GOAL OF THE EXERCISE: For the material that follows, list every line containing the word "Control".
※
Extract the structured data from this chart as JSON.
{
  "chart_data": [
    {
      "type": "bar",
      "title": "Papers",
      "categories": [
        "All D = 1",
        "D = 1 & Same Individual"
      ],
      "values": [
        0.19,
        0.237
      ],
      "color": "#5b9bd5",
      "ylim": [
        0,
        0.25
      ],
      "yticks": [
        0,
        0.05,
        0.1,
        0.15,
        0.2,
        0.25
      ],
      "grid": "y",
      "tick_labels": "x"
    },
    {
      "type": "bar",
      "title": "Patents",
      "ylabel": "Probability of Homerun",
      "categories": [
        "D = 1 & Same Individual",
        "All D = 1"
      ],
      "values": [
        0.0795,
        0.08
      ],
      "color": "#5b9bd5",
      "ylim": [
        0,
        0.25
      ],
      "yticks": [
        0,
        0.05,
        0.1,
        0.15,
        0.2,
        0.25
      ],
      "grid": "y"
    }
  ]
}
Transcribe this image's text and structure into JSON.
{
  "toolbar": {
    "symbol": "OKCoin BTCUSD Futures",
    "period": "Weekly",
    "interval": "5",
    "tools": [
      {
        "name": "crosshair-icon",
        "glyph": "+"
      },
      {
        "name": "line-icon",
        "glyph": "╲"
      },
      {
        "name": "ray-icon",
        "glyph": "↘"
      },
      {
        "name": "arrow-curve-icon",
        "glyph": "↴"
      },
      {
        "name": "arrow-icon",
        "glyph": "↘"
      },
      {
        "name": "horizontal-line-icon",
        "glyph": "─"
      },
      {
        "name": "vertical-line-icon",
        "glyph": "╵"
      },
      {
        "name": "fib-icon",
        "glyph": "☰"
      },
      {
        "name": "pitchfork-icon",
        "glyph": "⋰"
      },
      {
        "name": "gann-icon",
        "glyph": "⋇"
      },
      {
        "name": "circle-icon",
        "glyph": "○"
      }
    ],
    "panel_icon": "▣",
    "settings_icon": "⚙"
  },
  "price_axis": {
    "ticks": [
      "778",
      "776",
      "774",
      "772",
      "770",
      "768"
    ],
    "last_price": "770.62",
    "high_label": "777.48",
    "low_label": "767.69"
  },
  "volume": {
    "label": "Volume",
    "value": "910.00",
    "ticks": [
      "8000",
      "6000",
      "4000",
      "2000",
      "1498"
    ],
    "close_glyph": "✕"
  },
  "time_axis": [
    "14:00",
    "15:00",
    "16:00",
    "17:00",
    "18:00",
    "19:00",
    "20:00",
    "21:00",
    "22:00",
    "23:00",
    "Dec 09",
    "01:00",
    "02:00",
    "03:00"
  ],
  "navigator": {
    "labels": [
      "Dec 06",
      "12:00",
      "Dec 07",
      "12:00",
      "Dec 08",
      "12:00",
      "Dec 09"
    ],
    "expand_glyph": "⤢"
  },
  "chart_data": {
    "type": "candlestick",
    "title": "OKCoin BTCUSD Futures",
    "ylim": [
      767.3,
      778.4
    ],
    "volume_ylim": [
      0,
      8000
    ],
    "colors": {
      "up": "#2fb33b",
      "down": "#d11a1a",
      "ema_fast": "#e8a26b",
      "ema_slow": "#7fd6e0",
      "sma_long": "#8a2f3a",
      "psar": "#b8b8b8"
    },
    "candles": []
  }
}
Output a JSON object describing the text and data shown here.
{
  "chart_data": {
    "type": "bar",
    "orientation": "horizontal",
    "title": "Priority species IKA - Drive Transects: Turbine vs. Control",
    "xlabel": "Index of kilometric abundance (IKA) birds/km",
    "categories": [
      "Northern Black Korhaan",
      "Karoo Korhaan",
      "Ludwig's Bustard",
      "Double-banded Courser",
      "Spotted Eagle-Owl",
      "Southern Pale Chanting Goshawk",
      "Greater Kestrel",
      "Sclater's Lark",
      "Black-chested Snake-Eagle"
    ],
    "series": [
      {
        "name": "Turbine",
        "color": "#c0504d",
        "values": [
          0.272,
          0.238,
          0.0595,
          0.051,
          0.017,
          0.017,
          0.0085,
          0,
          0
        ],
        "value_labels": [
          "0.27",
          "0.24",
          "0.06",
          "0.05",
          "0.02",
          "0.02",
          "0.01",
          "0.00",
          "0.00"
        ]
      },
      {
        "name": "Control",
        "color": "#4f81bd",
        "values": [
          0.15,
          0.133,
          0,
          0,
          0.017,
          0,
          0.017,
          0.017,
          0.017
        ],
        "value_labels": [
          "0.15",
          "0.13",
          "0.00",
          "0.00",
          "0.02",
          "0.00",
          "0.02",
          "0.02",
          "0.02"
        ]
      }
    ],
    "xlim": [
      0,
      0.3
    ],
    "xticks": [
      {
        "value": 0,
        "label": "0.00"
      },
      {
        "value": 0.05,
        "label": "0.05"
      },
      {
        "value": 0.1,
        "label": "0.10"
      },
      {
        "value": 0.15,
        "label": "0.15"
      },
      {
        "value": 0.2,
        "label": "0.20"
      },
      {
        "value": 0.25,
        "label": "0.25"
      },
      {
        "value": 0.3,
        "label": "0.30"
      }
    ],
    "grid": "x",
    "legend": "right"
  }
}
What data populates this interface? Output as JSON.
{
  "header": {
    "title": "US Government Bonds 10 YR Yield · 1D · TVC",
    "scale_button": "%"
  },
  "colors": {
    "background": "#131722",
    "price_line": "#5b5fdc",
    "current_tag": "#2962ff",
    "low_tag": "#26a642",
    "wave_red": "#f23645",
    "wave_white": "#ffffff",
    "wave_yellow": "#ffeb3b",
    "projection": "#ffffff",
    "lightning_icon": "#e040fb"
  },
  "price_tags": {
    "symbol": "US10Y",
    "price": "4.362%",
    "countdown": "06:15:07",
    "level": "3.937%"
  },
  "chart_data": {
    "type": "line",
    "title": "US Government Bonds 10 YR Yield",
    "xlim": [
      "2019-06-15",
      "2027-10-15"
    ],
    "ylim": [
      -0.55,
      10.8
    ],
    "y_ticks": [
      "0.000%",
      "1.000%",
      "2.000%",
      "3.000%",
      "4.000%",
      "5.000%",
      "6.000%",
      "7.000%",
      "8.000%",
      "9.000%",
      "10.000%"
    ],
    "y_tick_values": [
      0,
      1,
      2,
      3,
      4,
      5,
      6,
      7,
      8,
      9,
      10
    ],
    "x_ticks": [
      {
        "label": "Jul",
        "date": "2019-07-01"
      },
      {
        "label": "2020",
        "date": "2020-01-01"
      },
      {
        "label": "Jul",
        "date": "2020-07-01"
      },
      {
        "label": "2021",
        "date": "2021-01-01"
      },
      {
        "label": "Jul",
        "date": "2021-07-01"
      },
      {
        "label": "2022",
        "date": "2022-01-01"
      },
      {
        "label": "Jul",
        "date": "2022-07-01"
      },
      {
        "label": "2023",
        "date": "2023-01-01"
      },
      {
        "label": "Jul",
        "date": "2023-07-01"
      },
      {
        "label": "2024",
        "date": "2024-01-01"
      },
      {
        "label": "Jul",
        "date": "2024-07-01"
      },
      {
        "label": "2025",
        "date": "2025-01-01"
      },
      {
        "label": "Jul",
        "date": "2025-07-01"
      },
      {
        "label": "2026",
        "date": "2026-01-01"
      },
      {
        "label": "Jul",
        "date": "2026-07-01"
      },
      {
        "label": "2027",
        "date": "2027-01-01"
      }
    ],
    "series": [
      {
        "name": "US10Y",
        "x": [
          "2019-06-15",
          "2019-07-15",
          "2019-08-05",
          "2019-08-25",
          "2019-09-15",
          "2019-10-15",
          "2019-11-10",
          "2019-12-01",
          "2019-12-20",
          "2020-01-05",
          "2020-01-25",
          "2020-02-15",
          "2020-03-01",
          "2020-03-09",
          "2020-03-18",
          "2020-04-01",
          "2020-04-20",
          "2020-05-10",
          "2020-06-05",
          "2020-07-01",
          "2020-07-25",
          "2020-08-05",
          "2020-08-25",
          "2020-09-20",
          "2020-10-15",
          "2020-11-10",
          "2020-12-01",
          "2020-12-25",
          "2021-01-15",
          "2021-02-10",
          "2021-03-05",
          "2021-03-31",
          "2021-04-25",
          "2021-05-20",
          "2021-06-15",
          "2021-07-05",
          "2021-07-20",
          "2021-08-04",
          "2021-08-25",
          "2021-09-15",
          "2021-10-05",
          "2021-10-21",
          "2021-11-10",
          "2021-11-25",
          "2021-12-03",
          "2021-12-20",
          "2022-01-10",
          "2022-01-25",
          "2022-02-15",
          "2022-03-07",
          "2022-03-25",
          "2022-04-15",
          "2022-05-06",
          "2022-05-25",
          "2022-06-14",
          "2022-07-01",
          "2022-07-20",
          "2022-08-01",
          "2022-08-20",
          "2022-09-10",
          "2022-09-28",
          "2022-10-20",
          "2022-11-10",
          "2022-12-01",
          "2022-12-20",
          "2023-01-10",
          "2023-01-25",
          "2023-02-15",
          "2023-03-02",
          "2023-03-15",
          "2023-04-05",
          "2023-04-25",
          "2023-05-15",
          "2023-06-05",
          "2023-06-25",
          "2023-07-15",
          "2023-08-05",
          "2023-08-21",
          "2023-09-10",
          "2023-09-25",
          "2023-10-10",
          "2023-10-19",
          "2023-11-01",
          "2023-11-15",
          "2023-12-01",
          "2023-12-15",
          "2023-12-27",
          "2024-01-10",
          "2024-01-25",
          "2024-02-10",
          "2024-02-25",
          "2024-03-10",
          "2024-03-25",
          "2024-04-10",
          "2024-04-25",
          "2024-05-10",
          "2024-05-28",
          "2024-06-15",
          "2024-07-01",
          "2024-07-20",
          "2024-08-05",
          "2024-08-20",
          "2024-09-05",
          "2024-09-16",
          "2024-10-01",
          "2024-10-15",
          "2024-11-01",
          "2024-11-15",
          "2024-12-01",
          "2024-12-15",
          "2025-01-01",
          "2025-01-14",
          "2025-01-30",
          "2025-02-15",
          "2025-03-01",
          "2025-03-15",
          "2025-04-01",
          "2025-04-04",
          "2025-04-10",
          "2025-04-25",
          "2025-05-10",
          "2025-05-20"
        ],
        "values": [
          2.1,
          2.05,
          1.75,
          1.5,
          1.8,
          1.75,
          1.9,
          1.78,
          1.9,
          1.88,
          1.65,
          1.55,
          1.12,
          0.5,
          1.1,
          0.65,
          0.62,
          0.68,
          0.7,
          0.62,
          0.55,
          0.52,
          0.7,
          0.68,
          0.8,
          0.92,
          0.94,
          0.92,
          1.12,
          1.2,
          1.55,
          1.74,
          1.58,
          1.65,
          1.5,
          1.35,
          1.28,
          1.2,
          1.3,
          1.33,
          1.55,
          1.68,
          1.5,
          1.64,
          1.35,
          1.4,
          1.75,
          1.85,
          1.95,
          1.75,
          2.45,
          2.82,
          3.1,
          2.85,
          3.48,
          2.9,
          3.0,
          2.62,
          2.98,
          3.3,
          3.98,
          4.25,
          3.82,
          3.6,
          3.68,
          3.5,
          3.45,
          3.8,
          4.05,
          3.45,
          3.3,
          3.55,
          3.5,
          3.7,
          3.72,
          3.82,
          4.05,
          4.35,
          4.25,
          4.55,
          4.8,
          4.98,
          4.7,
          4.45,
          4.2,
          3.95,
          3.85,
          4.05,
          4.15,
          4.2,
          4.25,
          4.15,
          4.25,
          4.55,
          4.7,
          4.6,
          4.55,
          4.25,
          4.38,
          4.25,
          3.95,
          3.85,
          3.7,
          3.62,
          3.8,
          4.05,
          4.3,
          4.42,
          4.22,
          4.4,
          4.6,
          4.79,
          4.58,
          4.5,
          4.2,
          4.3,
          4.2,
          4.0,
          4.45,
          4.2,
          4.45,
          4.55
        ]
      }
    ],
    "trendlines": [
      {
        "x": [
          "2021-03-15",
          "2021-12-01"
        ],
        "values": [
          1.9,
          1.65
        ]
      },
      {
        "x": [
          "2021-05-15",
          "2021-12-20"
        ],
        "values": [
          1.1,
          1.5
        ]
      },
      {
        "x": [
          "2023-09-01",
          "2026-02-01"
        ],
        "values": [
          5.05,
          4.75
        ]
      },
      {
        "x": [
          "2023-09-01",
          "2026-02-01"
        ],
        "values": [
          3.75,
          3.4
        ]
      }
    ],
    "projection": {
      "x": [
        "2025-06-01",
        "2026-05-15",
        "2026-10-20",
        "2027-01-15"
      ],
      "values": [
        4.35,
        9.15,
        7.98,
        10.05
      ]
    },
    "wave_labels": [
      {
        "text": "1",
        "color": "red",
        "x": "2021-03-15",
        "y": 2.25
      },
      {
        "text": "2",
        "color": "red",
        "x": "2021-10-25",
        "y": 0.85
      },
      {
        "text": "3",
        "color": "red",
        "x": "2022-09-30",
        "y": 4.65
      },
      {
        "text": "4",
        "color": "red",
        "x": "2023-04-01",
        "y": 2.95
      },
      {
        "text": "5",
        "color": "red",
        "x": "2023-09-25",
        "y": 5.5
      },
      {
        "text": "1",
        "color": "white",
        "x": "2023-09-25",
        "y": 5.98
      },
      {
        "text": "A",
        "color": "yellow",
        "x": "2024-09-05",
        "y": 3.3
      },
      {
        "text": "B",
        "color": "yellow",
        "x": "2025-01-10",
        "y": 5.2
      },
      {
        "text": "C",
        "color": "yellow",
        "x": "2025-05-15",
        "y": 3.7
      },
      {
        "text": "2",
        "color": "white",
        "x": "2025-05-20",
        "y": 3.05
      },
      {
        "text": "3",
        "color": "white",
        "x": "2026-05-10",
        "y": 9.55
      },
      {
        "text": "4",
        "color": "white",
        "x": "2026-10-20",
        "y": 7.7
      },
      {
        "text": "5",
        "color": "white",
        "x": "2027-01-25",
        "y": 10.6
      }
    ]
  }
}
※
TASK RESPONSE:
    "title": "Priority species IKA - Drive Transects: Turbine vs. Control",
        "name": "Control",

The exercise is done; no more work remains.